(Records for this task)
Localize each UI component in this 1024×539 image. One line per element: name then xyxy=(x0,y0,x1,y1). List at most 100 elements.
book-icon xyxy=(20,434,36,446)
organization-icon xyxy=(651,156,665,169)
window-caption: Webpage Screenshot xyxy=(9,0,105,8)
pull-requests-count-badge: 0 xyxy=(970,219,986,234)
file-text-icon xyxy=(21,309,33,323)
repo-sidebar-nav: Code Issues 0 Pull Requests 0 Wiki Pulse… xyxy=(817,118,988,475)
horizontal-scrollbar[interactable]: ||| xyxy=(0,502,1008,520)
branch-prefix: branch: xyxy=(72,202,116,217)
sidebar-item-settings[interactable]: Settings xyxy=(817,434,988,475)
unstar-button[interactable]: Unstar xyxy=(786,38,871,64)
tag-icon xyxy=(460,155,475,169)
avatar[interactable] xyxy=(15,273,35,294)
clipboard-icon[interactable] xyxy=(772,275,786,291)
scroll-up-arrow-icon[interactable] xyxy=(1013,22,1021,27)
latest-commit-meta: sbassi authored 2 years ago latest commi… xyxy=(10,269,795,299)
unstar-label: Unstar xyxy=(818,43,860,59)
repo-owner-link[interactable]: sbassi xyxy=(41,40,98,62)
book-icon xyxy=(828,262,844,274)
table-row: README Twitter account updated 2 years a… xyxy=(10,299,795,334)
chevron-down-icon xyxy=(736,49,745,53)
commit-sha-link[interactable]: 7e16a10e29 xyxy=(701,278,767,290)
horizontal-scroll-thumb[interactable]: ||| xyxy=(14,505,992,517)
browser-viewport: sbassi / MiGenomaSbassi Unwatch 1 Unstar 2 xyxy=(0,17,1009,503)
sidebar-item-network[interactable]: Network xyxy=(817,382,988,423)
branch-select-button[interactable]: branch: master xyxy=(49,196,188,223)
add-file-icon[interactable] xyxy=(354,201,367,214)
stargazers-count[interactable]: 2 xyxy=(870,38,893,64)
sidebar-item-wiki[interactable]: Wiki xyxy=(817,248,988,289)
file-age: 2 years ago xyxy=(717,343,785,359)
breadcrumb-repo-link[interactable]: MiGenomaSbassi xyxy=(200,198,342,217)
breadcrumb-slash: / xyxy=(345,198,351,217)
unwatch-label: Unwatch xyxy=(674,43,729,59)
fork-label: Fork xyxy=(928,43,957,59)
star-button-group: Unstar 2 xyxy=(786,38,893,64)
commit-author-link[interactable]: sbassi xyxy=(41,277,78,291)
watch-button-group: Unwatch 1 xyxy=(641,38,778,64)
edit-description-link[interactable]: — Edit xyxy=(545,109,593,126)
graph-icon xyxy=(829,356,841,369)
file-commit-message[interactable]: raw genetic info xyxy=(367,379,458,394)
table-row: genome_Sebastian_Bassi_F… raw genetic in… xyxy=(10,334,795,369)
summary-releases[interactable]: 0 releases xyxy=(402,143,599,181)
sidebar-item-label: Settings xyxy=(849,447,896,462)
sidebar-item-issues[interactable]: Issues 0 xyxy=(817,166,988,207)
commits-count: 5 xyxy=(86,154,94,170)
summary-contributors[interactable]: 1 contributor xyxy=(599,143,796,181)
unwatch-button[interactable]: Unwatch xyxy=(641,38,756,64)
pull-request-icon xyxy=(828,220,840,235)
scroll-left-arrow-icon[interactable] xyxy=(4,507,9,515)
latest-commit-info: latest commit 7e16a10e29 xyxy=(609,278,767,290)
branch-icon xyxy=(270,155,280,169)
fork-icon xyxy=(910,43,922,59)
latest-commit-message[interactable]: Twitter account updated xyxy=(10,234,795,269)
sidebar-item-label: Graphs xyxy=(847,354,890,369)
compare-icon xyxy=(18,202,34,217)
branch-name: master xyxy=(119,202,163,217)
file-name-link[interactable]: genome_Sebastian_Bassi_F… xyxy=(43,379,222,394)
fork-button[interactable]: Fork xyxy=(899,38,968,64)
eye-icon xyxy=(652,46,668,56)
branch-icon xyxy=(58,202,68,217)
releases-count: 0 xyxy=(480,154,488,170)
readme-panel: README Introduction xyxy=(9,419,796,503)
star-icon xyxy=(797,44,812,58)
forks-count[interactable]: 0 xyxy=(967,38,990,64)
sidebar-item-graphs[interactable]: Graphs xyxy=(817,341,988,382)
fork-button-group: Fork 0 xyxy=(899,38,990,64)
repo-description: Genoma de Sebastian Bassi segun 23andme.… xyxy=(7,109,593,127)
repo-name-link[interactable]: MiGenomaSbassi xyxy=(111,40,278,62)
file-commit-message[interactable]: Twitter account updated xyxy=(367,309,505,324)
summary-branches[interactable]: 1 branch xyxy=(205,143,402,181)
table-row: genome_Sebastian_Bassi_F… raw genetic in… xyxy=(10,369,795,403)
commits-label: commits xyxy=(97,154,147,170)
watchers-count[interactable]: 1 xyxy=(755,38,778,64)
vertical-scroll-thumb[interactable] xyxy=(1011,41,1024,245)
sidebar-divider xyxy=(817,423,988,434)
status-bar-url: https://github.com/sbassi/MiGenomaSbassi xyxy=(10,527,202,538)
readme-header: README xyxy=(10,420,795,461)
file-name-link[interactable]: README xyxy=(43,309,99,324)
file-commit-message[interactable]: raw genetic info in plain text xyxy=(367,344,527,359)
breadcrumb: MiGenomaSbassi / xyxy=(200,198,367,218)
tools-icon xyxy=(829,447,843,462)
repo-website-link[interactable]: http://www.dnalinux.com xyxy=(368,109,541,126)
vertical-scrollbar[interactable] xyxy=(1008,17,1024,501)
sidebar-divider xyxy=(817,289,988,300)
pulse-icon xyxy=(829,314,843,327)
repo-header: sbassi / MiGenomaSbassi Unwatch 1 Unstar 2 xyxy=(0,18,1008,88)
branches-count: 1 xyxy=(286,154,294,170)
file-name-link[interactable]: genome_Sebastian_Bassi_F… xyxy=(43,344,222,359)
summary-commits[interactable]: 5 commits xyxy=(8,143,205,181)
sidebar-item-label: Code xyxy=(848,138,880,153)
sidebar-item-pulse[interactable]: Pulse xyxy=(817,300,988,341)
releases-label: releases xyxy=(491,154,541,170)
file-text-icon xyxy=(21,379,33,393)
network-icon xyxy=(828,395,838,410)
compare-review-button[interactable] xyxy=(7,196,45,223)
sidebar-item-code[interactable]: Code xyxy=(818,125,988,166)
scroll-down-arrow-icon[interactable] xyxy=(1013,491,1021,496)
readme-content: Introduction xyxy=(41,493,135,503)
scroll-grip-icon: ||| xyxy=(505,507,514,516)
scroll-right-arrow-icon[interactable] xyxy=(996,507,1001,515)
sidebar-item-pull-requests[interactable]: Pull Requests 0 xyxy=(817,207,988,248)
(End Records for this task)
* **What you will do**
Please print the material again in full, exactly as it is.

* **Output of the exercise**
Localize each UI component in this 1024×539 image. One line per element: name then xyxy=(x0,y0,x1,y1). List at most 100 elements.
book-icon xyxy=(20,434,36,446)
organization-icon xyxy=(651,156,665,169)
window-caption: Webpage Screenshot xyxy=(9,0,105,8)
pull-requests-count-badge: 0 xyxy=(970,219,986,234)
file-text-icon xyxy=(21,309,33,323)
repo-sidebar-nav: Code Issues 0 Pull Requests 0 Wiki Pulse… xyxy=(817,118,988,475)
horizontal-scrollbar[interactable]: ||| xyxy=(0,502,1008,520)
branch-prefix: branch: xyxy=(72,202,116,217)
sidebar-item-settings[interactable]: Settings xyxy=(817,434,988,475)
unstar-button[interactable]: Unstar xyxy=(786,38,871,64)
tag-icon xyxy=(460,155,475,169)
avatar[interactable] xyxy=(15,273,35,294)
clipboard-icon[interactable] xyxy=(772,275,786,291)
scroll-up-arrow-icon[interactable] xyxy=(1013,22,1021,27)
latest-commit-meta: sbassi authored 2 years ago latest commi… xyxy=(10,269,795,299)
unstar-label: Unstar xyxy=(818,43,860,59)
repo-owner-link[interactable]: sbassi xyxy=(41,40,98,62)
book-icon xyxy=(828,262,844,274)
table-row: README Twitter account updated 2 years a… xyxy=(10,299,795,334)
chevron-down-icon xyxy=(736,49,745,53)
commit-sha-link[interactable]: 7e16a10e29 xyxy=(701,278,767,290)
horizontal-scroll-thumb[interactable]: ||| xyxy=(14,505,992,517)
browser-viewport: sbassi / MiGenomaSbassi Unwatch 1 Unstar 2 xyxy=(0,17,1009,503)
sidebar-item-network[interactable]: Network xyxy=(817,382,988,423)
branch-select-button[interactable]: branch: master xyxy=(49,196,188,223)
add-file-icon[interactable] xyxy=(354,201,367,214)
stargazers-count[interactable]: 2 xyxy=(870,38,893,64)
sidebar-item-wiki[interactable]: Wiki xyxy=(817,248,988,289)
file-age: 2 years ago xyxy=(717,343,785,359)
breadcrumb-repo-link[interactable]: MiGenomaSbassi xyxy=(200,198,342,217)
breadcrumb-slash: / xyxy=(345,198,351,217)
unwatch-label: Unwatch xyxy=(674,43,729,59)
fork-label: Fork xyxy=(928,43,957,59)
star-button-group: Unstar 2 xyxy=(786,38,893,64)
commit-author-link[interactable]: sbassi xyxy=(41,277,78,291)
watch-button-group: Unwatch 1 xyxy=(641,38,778,64)
edit-description-link[interactable]: — Edit xyxy=(545,109,593,126)
graph-icon xyxy=(829,356,841,369)
file-commit-message[interactable]: raw genetic info xyxy=(367,379,458,394)
table-row: genome_Sebastian_Bassi_F… raw genetic in… xyxy=(10,334,795,369)
summary-releases[interactable]: 0 releases xyxy=(402,143,599,181)
sidebar-item-label: Settings xyxy=(849,447,896,462)
sidebar-item-issues[interactable]: Issues 0 xyxy=(817,166,988,207)
commits-count: 5 xyxy=(86,154,94,170)
summary-contributors[interactable]: 1 contributor xyxy=(599,143,796,181)
unwatch-button[interactable]: Unwatch xyxy=(641,38,756,64)
pull-request-icon xyxy=(828,220,840,235)
scroll-left-arrow-icon[interactable] xyxy=(4,507,9,515)
latest-commit-info: latest commit 7e16a10e29 xyxy=(609,278,767,290)
branch-icon xyxy=(270,155,280,169)
fork-icon xyxy=(910,43,922,59)
latest-commit-message[interactable]: Twitter account updated xyxy=(10,234,795,269)
sidebar-item-label: Graphs xyxy=(847,354,890,369)
compare-icon xyxy=(18,202,34,217)
branch-name: master xyxy=(119,202,163,217)
file-name-link[interactable]: genome_Sebastian_Bassi_F… xyxy=(43,379,222,394)
fork-button[interactable]: Fork xyxy=(899,38,968,64)
eye-icon xyxy=(652,46,668,56)
branch-icon xyxy=(58,202,68,217)
releases-count: 0 xyxy=(480,154,488,170)
readme-panel: README Introduction xyxy=(9,419,796,503)
star-icon xyxy=(797,44,812,58)
forks-count[interactable]: 0 xyxy=(967,38,990,64)
sidebar-item-graphs[interactable]: Graphs xyxy=(817,341,988,382)
fork-button-group: Fork 0 xyxy=(899,38,990,64)
repo-description: Genoma de Sebastian Bassi segun 23andme.… xyxy=(7,109,593,127)
repo-name-link[interactable]: MiGenomaSbassi xyxy=(111,40,278,62)
file-commit-message[interactable]: Twitter account updated xyxy=(367,309,505,324)
summary-branches[interactable]: 1 branch xyxy=(205,143,402,181)
table-row: genome_Sebastian_Bassi_F… raw genetic in… xyxy=(10,369,795,403)
commits-label: commits xyxy=(97,154,147,170)
watchers-count[interactable]: 1 xyxy=(755,38,778,64)
vertical-scroll-thumb[interactable] xyxy=(1011,41,1024,245)
sidebar-divider xyxy=(817,423,988,434)
status-bar-url: https://github.com/sbassi/MiGenomaSbassi xyxy=(10,527,202,538)
readme-header: README xyxy=(10,420,795,461)
file-name-link[interactable]: README xyxy=(43,309,99,324)
file-commit-message[interactable]: raw genetic info in plain text xyxy=(367,344,527,359)
breadcrumb: MiGenomaSbassi / xyxy=(200,198,367,218)
tools-icon xyxy=(829,447,843,462)
repo-website-link[interactable]: http://www.dnalinux.com xyxy=(368,109,541,126)
vertical-scrollbar[interactable] xyxy=(1008,17,1024,501)
sidebar-divider xyxy=(817,289,988,300)
pulse-icon xyxy=(829,314,843,327)
repo-header: sbassi / MiGenomaSbassi Unwatch 1 Unstar 2 xyxy=(0,18,1008,88)
branches-count: 1 xyxy=(286,154,294,170)
file-name-link[interactable]: genome_Sebastian_Bassi_F… xyxy=(43,344,222,359)
summary-commits[interactable]: 5 commits xyxy=(8,143,205,181)
sidebar-item-label: Code xyxy=(848,138,880,153)
sidebar-item-pulse[interactable]: Pulse xyxy=(817,300,988,341)
releases-label: releases xyxy=(491,154,541,170)
file-text-icon xyxy=(21,379,33,393)
network-icon xyxy=(828,395,838,410)
compare-review-button[interactable] xyxy=(7,196,45,223)
sidebar-item-code[interactable]: Code xyxy=(818,125,988,166)
scroll-down-arrow-icon[interactable] xyxy=(1013,491,1021,496)
readme-content: Introduction xyxy=(41,493,135,503)
scroll-grip-icon: ||| xyxy=(505,507,514,516)
scroll-right-arrow-icon[interactable] xyxy=(996,507,1001,515)
sidebar-item-pull-requests[interactable]: Pull Requests 0 xyxy=(817,207,988,248)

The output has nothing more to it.